MATERIAL PROVIDED
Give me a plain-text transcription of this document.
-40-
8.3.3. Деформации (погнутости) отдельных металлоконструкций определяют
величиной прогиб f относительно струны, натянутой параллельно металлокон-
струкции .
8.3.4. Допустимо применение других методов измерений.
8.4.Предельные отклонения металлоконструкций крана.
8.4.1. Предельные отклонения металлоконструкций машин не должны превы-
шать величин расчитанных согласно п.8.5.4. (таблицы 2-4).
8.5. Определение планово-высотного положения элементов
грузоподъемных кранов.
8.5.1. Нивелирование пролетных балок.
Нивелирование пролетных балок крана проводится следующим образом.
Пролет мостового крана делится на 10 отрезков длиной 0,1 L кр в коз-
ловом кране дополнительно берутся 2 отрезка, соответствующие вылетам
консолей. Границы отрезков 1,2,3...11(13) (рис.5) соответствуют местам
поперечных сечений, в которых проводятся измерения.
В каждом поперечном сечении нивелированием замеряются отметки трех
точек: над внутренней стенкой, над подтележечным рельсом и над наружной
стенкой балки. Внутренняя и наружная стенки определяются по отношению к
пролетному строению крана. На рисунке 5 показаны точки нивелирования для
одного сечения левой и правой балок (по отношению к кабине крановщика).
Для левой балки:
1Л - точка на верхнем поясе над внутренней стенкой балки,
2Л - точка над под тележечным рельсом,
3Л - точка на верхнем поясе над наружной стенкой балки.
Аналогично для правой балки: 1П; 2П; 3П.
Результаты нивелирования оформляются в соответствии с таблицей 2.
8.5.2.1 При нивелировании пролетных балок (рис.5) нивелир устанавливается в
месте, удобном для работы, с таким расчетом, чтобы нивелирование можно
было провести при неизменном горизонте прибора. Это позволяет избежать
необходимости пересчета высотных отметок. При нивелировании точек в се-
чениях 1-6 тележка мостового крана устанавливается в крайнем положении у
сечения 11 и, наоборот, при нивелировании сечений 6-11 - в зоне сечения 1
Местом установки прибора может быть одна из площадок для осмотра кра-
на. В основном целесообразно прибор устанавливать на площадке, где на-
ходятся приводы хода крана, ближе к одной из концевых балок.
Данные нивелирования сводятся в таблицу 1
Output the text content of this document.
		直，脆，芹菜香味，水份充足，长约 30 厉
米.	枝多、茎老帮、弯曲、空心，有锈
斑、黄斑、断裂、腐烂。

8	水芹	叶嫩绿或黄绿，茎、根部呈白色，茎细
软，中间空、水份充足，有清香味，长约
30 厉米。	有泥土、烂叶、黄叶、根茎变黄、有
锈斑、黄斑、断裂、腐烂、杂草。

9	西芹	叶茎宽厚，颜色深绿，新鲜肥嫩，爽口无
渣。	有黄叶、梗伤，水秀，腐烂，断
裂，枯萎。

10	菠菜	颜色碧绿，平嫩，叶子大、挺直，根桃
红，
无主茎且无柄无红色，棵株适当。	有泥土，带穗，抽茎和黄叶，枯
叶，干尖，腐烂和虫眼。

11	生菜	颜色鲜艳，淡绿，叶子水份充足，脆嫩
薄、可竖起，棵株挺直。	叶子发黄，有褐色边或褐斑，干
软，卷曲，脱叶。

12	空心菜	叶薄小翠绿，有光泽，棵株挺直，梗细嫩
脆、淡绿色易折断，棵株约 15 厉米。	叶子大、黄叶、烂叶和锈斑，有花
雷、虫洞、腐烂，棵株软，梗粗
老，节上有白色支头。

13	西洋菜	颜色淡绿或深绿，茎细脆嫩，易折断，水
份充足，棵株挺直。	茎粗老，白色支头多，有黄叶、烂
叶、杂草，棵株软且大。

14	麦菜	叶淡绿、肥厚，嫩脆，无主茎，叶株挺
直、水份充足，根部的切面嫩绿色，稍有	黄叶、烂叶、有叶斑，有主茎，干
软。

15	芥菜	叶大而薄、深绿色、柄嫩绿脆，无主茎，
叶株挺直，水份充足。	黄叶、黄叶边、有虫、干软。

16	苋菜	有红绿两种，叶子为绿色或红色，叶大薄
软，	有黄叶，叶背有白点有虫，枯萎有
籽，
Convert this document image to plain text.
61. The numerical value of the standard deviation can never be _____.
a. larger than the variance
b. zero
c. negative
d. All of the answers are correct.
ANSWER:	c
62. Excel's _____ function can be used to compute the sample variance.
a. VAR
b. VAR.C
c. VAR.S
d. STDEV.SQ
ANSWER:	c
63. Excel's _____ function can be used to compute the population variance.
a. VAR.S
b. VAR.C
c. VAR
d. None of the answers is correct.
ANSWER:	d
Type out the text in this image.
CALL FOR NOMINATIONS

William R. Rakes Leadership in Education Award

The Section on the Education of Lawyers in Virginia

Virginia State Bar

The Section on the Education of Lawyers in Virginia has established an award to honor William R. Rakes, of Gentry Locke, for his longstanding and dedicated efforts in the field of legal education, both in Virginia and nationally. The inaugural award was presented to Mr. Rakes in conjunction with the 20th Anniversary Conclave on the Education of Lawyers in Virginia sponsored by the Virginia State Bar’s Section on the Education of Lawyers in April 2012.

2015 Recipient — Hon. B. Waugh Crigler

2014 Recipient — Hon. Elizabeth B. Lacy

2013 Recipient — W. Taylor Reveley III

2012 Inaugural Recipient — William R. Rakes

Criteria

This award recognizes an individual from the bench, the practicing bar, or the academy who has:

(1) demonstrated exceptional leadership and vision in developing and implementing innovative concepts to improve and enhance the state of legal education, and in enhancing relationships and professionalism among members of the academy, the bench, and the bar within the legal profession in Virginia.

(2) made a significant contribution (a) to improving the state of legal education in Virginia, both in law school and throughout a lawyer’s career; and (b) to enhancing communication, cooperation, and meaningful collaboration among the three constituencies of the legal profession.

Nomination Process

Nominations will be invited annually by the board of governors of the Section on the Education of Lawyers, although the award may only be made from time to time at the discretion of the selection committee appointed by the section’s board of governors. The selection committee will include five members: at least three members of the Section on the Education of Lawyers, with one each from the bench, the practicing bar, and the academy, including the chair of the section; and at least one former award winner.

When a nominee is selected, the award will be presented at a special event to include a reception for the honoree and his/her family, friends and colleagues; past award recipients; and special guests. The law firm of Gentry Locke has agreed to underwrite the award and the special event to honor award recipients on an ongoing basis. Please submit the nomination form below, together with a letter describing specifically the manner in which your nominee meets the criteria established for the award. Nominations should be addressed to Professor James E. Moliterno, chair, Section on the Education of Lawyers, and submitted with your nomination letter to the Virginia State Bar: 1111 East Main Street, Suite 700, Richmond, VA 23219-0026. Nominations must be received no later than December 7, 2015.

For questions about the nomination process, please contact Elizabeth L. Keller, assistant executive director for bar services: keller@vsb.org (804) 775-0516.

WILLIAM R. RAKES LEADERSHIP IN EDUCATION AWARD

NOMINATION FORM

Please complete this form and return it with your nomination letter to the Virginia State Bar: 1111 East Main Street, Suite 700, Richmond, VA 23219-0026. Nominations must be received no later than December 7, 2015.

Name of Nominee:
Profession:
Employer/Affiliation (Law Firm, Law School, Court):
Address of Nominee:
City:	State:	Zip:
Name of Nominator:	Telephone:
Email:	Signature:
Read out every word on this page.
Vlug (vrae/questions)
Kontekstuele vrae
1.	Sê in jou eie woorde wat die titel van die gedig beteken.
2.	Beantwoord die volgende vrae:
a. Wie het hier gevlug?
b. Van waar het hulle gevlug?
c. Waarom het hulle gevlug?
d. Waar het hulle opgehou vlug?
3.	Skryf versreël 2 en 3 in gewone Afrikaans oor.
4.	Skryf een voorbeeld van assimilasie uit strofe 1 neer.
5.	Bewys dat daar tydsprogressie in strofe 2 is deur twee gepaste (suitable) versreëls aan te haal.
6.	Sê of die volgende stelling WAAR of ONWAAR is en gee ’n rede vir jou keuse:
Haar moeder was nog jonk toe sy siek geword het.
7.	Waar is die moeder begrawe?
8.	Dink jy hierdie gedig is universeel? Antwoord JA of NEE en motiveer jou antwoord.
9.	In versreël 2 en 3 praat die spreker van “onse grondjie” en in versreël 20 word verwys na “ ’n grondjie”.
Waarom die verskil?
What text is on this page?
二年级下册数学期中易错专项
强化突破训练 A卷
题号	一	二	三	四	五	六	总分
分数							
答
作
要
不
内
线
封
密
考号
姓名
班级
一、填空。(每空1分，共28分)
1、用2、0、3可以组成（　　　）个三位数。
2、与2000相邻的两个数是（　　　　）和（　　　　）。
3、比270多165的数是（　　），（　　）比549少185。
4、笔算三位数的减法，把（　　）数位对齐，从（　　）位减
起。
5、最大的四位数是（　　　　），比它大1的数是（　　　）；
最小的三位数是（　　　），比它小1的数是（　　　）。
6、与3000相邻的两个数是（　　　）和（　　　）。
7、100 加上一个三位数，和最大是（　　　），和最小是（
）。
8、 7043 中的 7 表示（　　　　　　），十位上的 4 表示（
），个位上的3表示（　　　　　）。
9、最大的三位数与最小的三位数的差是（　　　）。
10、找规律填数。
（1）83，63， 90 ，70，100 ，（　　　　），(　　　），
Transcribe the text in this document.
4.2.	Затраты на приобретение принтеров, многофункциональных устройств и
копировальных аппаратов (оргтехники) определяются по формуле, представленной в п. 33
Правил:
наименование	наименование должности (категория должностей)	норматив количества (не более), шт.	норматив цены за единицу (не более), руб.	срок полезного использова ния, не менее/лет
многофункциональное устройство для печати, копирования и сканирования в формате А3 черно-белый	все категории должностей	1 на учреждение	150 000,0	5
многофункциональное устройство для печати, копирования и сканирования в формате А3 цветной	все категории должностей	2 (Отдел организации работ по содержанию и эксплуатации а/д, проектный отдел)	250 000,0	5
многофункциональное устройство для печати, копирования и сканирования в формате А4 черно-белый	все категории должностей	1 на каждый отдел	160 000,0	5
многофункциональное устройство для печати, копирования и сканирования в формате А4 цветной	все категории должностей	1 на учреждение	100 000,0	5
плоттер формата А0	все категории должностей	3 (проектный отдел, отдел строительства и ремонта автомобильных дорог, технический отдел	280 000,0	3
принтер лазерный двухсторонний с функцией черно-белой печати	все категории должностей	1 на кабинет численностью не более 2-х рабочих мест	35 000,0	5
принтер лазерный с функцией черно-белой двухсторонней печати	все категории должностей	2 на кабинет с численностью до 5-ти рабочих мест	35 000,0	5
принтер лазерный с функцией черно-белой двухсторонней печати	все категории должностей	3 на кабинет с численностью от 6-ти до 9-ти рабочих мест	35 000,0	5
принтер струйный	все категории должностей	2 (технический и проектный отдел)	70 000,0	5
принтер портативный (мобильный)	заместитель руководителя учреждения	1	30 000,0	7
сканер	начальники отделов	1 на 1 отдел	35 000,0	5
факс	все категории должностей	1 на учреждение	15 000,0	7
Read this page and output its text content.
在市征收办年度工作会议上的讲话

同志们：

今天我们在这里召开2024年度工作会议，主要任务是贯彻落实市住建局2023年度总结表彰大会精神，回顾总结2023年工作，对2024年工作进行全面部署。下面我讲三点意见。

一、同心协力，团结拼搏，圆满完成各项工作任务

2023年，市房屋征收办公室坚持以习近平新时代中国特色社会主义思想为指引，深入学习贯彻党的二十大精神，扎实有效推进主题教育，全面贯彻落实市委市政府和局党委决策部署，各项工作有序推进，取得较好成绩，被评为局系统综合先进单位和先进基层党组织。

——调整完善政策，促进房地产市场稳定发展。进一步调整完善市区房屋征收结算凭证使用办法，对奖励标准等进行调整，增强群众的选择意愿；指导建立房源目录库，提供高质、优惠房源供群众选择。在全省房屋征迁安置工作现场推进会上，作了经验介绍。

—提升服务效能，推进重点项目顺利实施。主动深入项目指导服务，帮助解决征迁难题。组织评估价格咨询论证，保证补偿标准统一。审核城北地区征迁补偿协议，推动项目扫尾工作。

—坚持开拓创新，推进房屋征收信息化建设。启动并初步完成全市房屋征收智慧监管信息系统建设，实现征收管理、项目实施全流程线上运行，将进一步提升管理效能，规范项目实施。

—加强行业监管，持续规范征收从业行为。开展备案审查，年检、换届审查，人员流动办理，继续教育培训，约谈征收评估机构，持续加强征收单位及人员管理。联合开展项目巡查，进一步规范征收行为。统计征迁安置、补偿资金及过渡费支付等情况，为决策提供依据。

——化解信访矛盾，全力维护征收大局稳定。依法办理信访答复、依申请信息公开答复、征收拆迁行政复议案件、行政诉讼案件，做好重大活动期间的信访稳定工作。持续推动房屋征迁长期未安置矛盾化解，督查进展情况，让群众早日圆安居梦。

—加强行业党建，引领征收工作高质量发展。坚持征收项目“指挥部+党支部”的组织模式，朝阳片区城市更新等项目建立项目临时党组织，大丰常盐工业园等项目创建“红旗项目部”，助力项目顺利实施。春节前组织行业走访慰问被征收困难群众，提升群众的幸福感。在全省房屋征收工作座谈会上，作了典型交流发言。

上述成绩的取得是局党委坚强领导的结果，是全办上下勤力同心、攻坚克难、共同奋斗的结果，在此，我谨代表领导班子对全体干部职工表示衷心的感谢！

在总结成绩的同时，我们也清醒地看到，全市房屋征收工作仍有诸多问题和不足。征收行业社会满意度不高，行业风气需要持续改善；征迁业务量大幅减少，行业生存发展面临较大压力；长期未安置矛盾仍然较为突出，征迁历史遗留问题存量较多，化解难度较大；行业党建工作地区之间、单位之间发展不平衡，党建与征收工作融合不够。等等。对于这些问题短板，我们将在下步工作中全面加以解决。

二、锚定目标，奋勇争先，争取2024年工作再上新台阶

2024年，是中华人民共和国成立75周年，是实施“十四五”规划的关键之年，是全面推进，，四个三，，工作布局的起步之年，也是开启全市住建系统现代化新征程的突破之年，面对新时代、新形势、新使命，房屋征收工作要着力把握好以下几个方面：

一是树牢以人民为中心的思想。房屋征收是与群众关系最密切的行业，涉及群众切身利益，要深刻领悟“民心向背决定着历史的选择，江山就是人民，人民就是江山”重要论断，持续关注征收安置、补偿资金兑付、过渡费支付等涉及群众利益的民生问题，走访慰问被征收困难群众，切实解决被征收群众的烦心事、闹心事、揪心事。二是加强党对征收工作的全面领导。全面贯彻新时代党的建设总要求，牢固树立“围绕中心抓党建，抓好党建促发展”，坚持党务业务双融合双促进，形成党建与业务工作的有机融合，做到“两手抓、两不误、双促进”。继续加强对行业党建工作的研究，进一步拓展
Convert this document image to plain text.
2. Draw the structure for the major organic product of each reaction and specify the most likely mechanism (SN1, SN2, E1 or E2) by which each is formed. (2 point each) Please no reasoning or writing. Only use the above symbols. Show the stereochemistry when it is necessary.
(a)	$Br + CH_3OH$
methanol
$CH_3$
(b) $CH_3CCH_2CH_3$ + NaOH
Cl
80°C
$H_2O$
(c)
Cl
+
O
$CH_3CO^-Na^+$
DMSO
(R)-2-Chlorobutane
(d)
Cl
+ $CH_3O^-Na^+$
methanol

EXERCISE TASK
Search the preceding listing for "hulle" and extract every line where it is found.

RESPONSE TO THE EXERCISE
b. Van waar het hulle gevlug?
c. Waarom het hulle gevlug?
d. Waar het hulle opgehou vlug?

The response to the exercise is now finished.